Entries taken from a collection:
· · · · ·

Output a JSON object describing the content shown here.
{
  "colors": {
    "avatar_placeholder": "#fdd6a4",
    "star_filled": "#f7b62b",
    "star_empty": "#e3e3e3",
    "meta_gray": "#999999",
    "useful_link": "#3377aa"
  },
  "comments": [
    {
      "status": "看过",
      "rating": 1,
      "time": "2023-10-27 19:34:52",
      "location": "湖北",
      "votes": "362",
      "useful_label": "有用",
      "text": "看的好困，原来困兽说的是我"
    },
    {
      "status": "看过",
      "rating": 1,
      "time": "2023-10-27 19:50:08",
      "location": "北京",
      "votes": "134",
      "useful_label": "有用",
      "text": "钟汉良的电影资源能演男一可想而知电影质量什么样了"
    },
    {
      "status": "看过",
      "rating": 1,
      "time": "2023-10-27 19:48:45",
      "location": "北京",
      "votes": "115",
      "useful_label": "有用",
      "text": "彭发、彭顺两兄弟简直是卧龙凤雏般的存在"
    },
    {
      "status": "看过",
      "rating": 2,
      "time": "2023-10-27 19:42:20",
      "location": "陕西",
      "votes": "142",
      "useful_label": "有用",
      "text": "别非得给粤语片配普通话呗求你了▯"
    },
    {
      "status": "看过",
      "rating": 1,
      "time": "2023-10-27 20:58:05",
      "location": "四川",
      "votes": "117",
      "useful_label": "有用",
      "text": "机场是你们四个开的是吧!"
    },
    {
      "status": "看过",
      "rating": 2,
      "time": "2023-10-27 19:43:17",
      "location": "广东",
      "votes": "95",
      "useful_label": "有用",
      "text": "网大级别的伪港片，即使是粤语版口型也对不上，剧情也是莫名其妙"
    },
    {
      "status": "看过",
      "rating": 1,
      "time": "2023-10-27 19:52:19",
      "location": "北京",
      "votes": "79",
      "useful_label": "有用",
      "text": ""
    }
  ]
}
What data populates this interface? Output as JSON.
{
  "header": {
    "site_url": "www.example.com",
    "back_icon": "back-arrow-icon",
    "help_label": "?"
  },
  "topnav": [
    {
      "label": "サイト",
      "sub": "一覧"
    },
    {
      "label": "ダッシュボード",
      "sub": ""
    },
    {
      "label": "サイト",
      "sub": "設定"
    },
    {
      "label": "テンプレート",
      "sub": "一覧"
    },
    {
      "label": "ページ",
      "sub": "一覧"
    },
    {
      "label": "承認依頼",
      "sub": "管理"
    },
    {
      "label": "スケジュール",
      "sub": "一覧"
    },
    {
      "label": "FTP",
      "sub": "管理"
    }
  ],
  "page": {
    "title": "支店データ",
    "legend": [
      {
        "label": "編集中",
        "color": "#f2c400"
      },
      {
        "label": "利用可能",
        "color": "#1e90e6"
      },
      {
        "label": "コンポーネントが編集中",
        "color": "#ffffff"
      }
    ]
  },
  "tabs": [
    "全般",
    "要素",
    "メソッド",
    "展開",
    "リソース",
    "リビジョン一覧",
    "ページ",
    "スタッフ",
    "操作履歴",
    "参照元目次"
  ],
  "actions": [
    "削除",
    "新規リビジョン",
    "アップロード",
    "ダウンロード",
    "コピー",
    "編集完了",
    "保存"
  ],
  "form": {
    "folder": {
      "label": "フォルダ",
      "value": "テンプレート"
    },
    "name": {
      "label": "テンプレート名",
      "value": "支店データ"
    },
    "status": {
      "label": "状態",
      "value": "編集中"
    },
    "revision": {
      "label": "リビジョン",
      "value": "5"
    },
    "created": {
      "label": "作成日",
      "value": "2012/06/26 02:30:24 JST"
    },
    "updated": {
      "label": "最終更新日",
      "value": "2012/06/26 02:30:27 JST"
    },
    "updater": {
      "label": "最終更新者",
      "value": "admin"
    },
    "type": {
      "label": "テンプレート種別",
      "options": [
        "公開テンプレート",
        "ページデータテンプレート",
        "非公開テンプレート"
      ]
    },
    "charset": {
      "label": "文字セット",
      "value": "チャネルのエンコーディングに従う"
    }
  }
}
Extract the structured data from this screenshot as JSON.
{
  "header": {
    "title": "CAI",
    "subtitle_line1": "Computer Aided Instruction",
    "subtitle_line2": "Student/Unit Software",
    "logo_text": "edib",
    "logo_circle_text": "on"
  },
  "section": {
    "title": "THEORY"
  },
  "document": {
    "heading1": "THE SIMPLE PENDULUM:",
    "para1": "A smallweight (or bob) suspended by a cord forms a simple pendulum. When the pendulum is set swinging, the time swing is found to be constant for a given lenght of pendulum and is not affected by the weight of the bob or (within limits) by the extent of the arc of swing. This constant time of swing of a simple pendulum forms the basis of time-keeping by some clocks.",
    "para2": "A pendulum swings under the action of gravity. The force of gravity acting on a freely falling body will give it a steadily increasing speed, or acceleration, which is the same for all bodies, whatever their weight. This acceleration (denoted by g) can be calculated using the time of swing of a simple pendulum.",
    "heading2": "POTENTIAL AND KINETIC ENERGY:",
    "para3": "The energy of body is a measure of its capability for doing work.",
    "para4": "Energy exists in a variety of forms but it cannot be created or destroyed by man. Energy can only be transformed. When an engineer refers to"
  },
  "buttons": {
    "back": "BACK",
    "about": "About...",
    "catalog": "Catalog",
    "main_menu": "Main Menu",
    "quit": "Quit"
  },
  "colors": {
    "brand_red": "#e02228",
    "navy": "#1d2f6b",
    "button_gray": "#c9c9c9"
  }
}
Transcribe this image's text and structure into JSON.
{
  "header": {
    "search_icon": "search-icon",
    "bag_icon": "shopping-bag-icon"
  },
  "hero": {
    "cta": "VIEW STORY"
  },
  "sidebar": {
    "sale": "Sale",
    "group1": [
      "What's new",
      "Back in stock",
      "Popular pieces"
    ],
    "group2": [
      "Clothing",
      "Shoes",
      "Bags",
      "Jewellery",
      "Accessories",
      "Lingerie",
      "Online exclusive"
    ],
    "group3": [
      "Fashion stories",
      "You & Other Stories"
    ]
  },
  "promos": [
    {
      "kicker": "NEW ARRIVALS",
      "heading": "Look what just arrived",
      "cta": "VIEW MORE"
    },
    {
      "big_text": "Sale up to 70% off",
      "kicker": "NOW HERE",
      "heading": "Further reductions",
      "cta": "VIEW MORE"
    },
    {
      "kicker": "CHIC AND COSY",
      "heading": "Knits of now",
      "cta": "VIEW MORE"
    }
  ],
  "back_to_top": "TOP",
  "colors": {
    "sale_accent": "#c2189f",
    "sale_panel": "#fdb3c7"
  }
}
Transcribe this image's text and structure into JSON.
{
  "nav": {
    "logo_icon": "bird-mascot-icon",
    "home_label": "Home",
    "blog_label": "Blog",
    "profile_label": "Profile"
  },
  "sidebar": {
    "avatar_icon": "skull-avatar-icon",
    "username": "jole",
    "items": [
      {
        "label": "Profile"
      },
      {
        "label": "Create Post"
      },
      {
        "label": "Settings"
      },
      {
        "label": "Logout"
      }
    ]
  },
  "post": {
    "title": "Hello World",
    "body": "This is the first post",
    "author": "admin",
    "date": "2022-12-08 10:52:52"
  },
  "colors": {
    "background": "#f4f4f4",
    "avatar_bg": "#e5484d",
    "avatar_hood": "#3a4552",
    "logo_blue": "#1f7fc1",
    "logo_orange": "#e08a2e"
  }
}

· · · · ·

PROBLEM TO SOLVE: Using the listing above, list every line in which the string "votes" occurs.

OUTPUT FOR THIS TASK:
      "votes": "362",
      "votes": "134",
      "votes": "115",
      "votes": "142",
      "votes": "117",
      "votes": "95",
      "votes": "79",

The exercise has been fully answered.